Excerpt provided:
Persistent thrombocytopenia after stem cell transplantation (SCT) can lead to increased morbidity and mortality.1 The underlying causes are often multifactorial in this patient population, with complexities such as engraftment deficits, medication effects, graft-versus-host disease (GVHD), and other immunologic processes potentially influencing platelet counts.2 Eltrombopag is an orally available nonpeptide thrombopoietin receptor agonist that interacts with the transmembrane domain of the receptor on bone marrow megakaryocytes and upstream progenitor cells. It has been studied in patients with thrombocytopenia from chronic idiopathic thrombocytopenic purpura, hepatitis C infection, and marrow failure disorders such as aplastic anemia and myelodysplastic syndrome.3-5 The use of eltrombopag as an effective agent to elevate platelet counts post-SCT to levels that eliminate the need for platelet transfusions would be extremely useful in this patient population. Small series have emerged recently to explore this possibility. This Diffusion reviews two manuscripts from 2019.
Dr. Serena Marotta and colleagues describe utilizing eltrombopag specifically for persistent cytopenia and poor graft function in 12 patients at a single European center in this retrospective series. The treatment was started at a dose of 50 mg/d and uptitrated to 150 mg to increase response rates. Eltrombopag was started at a median time post-SCT of 79 days (range, 42-367 days) and given for a median of 107 days (range, 28-155 days). No patient required discontinuation of eltrombopag owing to adverse effects, including no liver abnormalities. Hematologic responses were observed in seven patients, with six complete responses; these included patients with thrombocytopenia presumably caused by immune factors and medication. Once robust hematologic response was achieved with platelet counts of 80,000/µL or greater, the treatment was tapered (by 50%) and eventually discontinued. The authors called for future prospective studies given these early promising results.

Dataset records
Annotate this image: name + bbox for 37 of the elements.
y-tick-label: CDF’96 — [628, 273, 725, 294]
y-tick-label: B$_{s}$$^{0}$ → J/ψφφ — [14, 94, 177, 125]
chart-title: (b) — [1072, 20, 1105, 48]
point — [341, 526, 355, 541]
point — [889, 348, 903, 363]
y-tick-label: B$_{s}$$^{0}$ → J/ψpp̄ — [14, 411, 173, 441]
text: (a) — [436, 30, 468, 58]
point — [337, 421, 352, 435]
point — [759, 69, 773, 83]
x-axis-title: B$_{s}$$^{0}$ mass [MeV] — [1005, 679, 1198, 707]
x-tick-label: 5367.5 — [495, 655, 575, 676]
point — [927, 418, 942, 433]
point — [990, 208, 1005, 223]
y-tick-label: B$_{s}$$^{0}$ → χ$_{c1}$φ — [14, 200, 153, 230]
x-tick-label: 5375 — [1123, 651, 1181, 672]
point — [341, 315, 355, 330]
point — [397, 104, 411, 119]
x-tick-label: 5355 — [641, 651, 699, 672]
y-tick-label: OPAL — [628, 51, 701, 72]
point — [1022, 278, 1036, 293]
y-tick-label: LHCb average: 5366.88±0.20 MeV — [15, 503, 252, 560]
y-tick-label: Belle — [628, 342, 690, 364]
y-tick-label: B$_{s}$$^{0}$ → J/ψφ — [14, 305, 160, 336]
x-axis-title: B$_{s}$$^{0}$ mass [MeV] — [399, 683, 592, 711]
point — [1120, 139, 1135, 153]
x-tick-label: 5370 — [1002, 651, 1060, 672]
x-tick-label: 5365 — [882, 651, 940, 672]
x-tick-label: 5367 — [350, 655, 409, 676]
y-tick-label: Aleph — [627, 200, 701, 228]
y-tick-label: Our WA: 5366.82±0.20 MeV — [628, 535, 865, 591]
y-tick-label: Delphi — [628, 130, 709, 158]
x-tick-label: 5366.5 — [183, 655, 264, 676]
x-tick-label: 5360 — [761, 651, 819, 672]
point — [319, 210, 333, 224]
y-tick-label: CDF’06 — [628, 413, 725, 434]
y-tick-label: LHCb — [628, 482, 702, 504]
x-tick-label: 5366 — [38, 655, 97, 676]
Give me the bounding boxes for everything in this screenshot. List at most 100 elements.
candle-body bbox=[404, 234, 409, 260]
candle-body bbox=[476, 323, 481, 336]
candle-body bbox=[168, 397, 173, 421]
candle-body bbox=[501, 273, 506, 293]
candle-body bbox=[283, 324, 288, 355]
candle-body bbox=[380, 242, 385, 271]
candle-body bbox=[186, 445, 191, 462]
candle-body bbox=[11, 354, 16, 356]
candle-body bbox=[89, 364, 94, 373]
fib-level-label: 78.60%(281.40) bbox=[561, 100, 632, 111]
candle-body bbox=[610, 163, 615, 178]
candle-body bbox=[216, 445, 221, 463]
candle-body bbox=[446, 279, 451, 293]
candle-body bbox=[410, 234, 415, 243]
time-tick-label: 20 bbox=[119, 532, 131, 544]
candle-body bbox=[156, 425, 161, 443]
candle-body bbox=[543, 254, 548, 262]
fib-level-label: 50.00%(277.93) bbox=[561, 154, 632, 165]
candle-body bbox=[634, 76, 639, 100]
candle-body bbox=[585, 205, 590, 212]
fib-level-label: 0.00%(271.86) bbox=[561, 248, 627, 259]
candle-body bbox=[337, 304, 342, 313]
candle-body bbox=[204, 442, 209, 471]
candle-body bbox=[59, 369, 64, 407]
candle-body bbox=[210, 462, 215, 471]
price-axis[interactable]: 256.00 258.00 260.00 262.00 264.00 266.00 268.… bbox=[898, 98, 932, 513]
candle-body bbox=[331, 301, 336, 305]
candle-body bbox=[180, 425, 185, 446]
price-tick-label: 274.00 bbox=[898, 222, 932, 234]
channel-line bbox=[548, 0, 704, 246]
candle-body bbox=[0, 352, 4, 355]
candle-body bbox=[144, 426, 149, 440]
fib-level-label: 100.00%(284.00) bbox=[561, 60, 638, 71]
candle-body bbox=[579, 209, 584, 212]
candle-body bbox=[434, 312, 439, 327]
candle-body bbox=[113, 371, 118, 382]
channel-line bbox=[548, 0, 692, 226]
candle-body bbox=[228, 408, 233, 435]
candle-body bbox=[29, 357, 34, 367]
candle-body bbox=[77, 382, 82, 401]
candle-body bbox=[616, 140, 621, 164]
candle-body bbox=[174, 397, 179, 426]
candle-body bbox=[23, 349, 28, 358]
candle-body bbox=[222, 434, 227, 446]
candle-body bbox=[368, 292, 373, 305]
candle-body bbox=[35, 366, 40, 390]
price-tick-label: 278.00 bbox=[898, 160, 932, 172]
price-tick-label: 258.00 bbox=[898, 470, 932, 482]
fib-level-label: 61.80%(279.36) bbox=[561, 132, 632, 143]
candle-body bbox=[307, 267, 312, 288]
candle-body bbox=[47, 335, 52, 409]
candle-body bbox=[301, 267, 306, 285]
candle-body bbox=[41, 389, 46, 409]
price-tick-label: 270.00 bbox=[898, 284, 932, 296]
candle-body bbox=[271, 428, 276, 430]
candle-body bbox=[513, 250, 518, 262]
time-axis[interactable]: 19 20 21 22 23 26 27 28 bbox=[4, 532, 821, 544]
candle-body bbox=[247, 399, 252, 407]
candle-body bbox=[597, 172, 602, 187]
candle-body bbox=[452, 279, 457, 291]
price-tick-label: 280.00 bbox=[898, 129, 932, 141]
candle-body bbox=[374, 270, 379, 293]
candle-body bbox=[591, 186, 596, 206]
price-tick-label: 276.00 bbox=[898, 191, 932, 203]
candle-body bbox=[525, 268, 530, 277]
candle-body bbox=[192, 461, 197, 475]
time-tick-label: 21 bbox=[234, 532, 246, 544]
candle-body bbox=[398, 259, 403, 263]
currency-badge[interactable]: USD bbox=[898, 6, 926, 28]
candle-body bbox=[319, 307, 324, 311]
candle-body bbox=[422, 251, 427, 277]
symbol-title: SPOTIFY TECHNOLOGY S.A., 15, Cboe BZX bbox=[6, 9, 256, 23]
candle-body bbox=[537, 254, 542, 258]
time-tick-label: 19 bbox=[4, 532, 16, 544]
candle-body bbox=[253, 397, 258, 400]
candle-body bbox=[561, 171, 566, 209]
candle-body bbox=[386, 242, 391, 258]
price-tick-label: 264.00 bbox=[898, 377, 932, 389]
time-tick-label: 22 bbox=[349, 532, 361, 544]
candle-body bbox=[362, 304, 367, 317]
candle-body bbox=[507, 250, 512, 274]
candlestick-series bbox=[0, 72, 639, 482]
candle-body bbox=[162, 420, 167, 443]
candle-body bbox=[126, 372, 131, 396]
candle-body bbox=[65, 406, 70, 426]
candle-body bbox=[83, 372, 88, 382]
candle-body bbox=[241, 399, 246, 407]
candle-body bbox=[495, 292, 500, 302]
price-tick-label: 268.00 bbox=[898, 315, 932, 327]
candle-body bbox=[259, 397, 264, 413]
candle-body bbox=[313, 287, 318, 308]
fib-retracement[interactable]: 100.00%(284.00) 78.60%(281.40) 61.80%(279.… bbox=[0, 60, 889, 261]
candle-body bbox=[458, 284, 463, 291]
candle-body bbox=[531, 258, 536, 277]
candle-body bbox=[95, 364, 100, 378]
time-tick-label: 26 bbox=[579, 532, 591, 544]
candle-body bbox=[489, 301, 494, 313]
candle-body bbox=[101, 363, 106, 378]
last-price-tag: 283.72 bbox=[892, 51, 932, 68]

Brief 1: Rewrite the paragraph of the eltrombopag review that begins "Dr. Serena Marotta and colleagues" as a bulleted list, keeping its main facts.
Brief 2: Write the next part of the eltrombopag review, picking up after its final sentence.

Written answer 1:
- Design: retrospective series of 12 patients at a single European center, treated with eltrombopag for persistent cytopenia and poor graft function
- Dosing: started at 50 mg/d and uptitrated to 150 mg to increase response rates
- Timing: begun at a median of 79 days post-SCT (range, 42-367 days) and given for a median of 107 days (range, 28-155 days)
- Safety: no patient stopped eltrombopag because of adverse effects, and there were no liver abnormalities
- Efficacy: hematologic responses in seven patients, six of them complete, including patients whose thrombocytopenia was presumably caused by immune factors and medication
- Tapering: once platelet counts reached 80,000/µL or greater, the dose was cut by 50% and eventually discontinued
- Conclusion: the authors called for future prospective studies given these early promising results

Written answer 2:
Dr. Cai Yuan and colleagues also published a U.S. experience of 13 patients treated with eltrombopag for poor platelet engraftment (without evidence of relapse) at the time of initiation, including six patients with primary platelet engraftment failure and seven with secondary platelet engraftment failure. Eltrombopag was started at an initial dose of 25 or 50 mg/d, and dose adjustments were made to gain platelets counts of 50,000/μL or higher without the need for transfusions for several weeks. Of the six patients with primary isolated platelet failure, three (50%) responded, and of the seven patients with secondary platelet failure, five (71%) responded. The median time to response was 33 days (range, 11-68 days). No patients discontinued treatment as a result of adverse events in this cohort. Given that most of this cohort relapsed and died, the authors concluded that while there is a relatively good response rate (without toxicity) to eltrombopag for post-SCT thrombocytopenia, ultimately, inadequate platelet engraftment is a harbinger of poor outcomes overall.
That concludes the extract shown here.